** What to produce **
Print the data below line for line, with no changes.

** Given data **

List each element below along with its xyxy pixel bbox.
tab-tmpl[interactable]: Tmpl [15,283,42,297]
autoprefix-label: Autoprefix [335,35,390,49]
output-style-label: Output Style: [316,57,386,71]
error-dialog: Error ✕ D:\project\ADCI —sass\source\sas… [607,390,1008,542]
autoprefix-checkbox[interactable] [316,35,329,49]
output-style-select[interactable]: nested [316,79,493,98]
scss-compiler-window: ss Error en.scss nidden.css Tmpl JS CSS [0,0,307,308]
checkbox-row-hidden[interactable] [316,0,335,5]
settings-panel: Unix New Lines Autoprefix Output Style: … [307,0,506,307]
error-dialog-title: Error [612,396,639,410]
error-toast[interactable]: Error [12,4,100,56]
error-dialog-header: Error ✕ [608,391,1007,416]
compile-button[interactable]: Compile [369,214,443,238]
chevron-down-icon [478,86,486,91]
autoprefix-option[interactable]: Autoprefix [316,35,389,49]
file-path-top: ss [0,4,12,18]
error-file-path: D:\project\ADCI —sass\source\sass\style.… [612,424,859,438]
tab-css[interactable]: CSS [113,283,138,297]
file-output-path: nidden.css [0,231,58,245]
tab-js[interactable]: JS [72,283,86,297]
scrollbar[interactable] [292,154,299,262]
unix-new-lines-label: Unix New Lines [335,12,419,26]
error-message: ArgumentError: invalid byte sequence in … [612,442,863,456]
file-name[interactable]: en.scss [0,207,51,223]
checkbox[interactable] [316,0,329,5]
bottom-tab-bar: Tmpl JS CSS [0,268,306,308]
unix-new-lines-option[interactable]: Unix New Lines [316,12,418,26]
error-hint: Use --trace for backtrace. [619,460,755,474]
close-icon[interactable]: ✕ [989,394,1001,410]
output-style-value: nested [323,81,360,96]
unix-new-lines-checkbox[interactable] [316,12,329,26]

** The completed task **
List each element below along with its xyxy pixel bbox.
tab-tmpl[interactable]: Tmpl [15,283,42,297]
autoprefix-label: Autoprefix [335,35,390,49]
output-style-label: Output Style: [316,57,386,71]
error-dialog: Error ✕ D:\project\ADCI —sass\source\sas… [607,390,1008,542]
autoprefix-checkbox[interactable] [316,35,329,49]
output-style-select[interactable]: nested [316,79,493,98]
scss-compiler-window: ss Error en.scss nidden.css Tmpl JS CSS [0,0,307,308]
checkbox-row-hidden[interactable] [316,0,335,5]
settings-panel: Unix New Lines Autoprefix Output Style: … [307,0,506,307]
error-dialog-title: Error [612,396,639,410]
error-toast[interactable]: Error [12,4,100,56]
error-dialog-header: Error ✕ [608,391,1007,416]
compile-button[interactable]: Compile [369,214,443,238]
chevron-down-icon [478,86,486,91]
autoprefix-option[interactable]: Autoprefix [316,35,389,49]
file-path-top: ss [0,4,12,18]
error-file-path: D:\project\ADCI —sass\source\sass\style.… [612,424,859,438]
tab-css[interactable]: CSS [113,283,138,297]
file-output-path: nidden.css [0,231,58,245]
tab-js[interactable]: JS [72,283,86,297]
scrollbar[interactable] [292,154,299,262]
unix-new-lines-label: Unix New Lines [335,12,419,26]
error-message: ArgumentError: invalid byte sequence in … [612,442,863,456]
file-name[interactable]: en.scss [0,207,51,223]
checkbox[interactable] [316,0,329,5]
bottom-tab-bar: Tmpl JS CSS [0,268,306,308]
unix-new-lines-option[interactable]: Unix New Lines [316,12,418,26]
error-hint: Use --trace for backtrace. [619,460,755,474]
close-icon[interactable]: ✕ [989,394,1001,410]
output-style-value: nested [323,81,360,96]
unix-new-lines-checkbox[interactable] [316,12,329,26]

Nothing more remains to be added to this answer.